■ **Goal**
From the entries below, copy every line that holds the word "text".

═══ Source records ═══

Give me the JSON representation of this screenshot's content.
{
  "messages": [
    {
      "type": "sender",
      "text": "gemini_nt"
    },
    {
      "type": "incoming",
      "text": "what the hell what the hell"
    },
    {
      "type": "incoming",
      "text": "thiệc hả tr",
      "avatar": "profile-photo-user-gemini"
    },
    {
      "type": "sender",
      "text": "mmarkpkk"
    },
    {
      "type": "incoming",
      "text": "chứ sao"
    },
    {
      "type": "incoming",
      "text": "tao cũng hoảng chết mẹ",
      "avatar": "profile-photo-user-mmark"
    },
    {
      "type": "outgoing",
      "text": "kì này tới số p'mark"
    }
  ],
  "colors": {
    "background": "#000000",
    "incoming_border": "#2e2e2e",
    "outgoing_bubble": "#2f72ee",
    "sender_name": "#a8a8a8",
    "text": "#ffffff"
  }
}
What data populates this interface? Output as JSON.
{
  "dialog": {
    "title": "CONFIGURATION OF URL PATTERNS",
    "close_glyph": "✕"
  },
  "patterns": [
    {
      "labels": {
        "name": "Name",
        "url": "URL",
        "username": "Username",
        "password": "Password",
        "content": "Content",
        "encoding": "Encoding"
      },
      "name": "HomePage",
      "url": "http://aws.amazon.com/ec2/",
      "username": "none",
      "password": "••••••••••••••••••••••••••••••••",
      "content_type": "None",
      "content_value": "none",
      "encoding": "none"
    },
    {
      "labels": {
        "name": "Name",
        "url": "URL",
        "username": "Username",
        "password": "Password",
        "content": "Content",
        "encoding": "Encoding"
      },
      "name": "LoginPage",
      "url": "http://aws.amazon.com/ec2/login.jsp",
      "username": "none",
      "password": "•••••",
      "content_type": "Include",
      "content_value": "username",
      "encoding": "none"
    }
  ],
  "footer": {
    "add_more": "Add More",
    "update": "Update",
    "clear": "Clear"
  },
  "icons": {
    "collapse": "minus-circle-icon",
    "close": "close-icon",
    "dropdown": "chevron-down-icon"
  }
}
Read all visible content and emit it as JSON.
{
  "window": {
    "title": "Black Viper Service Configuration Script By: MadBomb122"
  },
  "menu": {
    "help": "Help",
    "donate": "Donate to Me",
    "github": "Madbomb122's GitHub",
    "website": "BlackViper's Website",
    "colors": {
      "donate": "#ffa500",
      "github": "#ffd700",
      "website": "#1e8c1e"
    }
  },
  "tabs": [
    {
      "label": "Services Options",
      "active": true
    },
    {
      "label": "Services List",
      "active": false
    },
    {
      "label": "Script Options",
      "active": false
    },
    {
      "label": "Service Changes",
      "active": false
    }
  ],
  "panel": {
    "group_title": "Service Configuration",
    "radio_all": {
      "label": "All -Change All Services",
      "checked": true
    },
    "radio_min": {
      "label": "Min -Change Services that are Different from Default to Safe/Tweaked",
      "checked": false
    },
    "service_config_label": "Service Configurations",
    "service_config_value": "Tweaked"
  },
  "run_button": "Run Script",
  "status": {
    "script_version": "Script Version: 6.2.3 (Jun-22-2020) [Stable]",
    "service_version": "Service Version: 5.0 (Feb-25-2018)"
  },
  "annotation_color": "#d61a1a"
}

═══

■ **Complete response**
      "text": "gemini_nt"
      "text": "what the hell what the hell"
      "text": "thiệc hả tr",
      "text": "mmarkpkk"
      "text": "chứ sao"
      "text": "tao cũng hoảng chết mẹ",
      "text": "kì này tới số p'mark"
    "text": "#ffffff"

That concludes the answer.